* [To do]: Extract every line that contains the word "subtitle".

* [Given data]:
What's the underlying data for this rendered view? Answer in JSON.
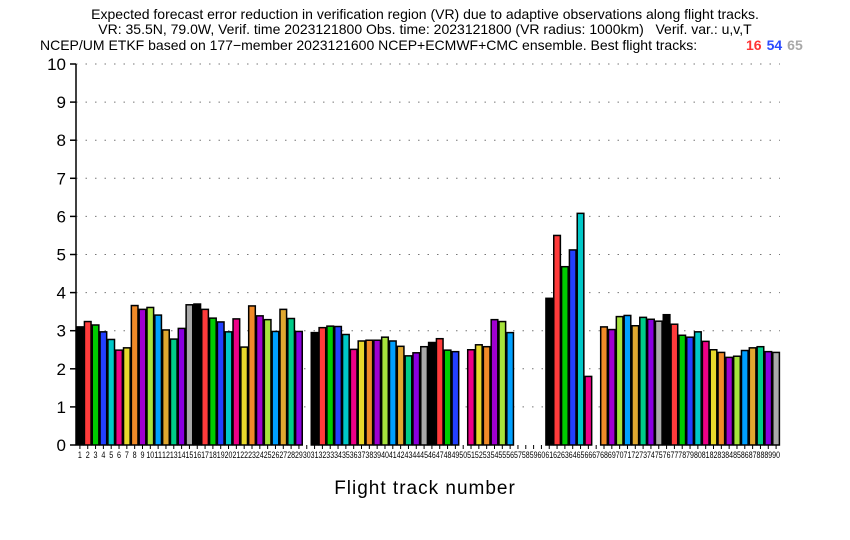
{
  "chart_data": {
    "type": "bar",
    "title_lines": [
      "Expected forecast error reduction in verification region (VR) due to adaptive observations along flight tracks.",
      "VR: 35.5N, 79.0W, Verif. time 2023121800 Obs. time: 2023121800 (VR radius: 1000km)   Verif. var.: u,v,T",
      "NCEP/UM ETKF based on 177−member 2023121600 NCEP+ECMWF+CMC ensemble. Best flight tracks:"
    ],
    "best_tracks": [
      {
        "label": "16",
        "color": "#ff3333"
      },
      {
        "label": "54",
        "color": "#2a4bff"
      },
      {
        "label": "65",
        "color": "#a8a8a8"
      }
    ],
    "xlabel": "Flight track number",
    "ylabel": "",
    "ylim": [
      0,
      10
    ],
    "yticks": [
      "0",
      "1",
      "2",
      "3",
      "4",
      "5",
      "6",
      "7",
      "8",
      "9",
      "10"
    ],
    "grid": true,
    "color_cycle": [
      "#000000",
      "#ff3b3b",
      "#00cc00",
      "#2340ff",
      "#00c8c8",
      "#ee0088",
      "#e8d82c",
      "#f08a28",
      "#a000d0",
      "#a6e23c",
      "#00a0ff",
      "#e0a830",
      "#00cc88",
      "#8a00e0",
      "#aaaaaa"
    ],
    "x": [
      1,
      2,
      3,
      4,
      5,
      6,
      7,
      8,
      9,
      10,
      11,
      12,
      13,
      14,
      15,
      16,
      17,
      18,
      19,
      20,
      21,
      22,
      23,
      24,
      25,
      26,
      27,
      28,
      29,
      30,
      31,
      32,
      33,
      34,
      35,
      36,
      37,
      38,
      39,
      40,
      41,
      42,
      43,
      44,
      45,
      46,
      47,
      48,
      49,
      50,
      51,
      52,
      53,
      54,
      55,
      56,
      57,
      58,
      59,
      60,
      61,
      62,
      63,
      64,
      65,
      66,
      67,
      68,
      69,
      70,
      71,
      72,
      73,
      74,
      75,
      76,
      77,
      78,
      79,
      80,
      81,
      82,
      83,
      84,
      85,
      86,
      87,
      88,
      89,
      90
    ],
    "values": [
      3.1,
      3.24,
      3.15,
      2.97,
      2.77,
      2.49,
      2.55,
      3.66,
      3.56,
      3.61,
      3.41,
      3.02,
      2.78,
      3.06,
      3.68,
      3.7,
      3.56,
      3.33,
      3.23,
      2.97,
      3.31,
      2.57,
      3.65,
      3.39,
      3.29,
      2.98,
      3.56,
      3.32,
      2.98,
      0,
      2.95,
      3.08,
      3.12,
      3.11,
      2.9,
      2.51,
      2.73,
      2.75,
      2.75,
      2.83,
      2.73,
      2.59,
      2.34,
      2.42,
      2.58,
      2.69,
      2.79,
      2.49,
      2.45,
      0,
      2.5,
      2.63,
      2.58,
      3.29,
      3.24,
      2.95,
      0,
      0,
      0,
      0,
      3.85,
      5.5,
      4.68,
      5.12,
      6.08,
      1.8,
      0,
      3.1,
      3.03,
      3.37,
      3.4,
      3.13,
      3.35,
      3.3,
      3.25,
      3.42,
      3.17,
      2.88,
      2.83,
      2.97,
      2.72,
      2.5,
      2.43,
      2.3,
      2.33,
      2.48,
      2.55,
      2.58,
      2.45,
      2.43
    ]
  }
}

--

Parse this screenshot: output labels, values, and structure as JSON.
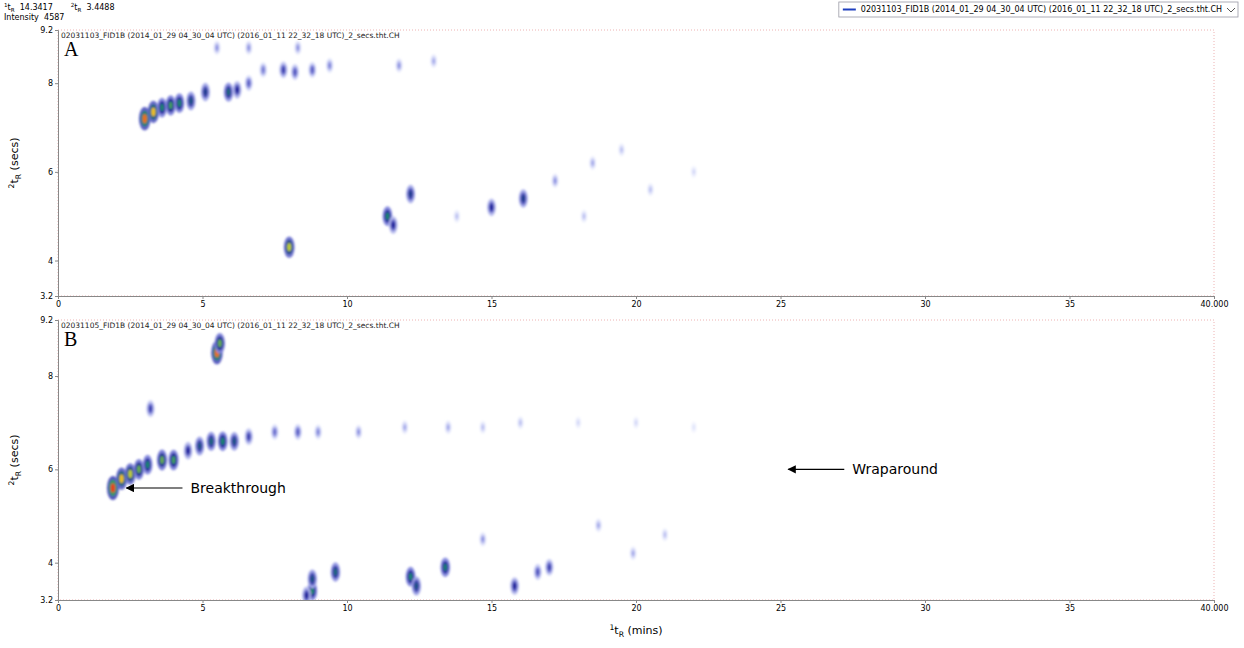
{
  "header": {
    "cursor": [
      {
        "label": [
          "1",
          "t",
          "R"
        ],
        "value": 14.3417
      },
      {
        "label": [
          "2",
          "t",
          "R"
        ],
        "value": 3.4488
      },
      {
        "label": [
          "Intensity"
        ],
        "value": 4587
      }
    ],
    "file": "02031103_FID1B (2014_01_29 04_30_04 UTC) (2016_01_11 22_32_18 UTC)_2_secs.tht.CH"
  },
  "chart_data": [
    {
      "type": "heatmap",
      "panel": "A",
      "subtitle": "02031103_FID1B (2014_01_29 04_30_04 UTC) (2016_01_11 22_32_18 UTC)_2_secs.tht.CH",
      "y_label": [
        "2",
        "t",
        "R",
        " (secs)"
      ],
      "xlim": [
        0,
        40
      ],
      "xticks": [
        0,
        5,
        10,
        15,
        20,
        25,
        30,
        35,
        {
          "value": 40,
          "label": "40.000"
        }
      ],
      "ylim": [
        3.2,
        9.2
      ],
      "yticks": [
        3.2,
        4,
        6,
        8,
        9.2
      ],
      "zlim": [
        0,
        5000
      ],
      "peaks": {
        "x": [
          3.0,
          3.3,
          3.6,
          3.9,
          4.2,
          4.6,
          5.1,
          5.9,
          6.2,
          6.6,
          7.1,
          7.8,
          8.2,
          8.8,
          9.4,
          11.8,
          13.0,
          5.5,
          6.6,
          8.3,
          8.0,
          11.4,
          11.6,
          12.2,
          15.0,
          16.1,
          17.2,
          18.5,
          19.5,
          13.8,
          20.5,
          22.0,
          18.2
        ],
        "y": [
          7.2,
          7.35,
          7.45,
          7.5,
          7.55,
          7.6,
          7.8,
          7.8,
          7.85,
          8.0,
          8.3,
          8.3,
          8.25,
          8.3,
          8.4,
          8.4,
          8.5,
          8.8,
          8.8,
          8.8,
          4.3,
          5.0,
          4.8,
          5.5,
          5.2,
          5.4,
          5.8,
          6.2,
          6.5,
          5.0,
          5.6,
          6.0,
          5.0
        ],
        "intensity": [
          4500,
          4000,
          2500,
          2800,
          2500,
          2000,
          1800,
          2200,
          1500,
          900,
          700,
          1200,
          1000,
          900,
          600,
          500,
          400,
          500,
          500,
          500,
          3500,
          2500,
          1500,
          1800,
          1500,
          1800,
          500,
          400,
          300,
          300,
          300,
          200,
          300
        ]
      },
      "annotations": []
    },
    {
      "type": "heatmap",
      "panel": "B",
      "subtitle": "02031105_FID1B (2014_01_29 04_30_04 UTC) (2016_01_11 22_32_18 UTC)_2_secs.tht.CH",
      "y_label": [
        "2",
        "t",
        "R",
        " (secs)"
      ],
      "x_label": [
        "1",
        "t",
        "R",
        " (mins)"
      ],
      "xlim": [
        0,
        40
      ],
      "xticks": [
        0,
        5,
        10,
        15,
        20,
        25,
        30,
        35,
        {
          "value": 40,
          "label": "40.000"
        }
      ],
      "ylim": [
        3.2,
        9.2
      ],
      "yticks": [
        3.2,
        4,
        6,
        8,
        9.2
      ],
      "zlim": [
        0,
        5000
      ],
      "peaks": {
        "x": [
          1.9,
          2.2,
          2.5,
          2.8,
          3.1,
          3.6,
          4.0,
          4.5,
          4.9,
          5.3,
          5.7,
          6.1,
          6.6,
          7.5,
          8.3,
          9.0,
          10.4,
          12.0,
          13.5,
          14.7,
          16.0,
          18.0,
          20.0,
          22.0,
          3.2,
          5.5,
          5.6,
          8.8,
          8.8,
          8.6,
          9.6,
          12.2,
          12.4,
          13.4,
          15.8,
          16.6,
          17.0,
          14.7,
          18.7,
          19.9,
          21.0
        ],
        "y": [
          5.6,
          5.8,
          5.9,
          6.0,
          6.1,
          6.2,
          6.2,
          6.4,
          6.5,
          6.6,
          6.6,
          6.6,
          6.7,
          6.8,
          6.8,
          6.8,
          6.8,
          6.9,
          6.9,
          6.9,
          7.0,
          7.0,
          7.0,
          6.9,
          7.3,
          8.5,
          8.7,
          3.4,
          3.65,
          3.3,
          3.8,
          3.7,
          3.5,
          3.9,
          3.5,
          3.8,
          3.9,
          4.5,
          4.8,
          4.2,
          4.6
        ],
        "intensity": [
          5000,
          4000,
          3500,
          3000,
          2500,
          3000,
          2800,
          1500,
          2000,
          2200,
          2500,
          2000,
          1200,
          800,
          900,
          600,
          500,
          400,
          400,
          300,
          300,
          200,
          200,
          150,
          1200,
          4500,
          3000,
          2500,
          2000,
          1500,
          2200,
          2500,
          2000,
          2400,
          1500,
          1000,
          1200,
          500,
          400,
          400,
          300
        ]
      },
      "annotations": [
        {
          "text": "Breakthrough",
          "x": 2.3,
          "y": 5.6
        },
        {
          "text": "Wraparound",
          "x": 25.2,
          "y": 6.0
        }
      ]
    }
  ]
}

* * *

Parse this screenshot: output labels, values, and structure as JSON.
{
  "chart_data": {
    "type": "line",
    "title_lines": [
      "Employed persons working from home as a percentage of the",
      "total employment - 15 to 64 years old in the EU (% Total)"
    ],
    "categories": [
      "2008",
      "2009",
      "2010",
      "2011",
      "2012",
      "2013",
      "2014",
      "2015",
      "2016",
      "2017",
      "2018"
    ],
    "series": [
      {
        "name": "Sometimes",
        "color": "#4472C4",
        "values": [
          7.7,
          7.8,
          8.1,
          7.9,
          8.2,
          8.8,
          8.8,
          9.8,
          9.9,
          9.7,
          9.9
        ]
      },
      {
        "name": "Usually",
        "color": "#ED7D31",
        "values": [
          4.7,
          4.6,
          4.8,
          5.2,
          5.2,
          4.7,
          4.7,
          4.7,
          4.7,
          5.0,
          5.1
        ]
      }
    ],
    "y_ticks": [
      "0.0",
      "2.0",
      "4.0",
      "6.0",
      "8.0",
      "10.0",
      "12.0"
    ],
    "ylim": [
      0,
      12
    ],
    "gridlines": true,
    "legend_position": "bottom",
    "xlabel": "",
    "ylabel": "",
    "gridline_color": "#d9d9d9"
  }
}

* [Solution for this problem]:
      "subtitle": "02031103_FID1B (2014_01_29 04_30_04 UTC) (2016_01_11 22_32_18 UTC)_2_secs.tht.CH",
      "subtitle": "02031105_FID1B (2014_01_29 04_30_04 UTC) (2016_01_11 22_32_18 UTC)_2_secs.tht.CH",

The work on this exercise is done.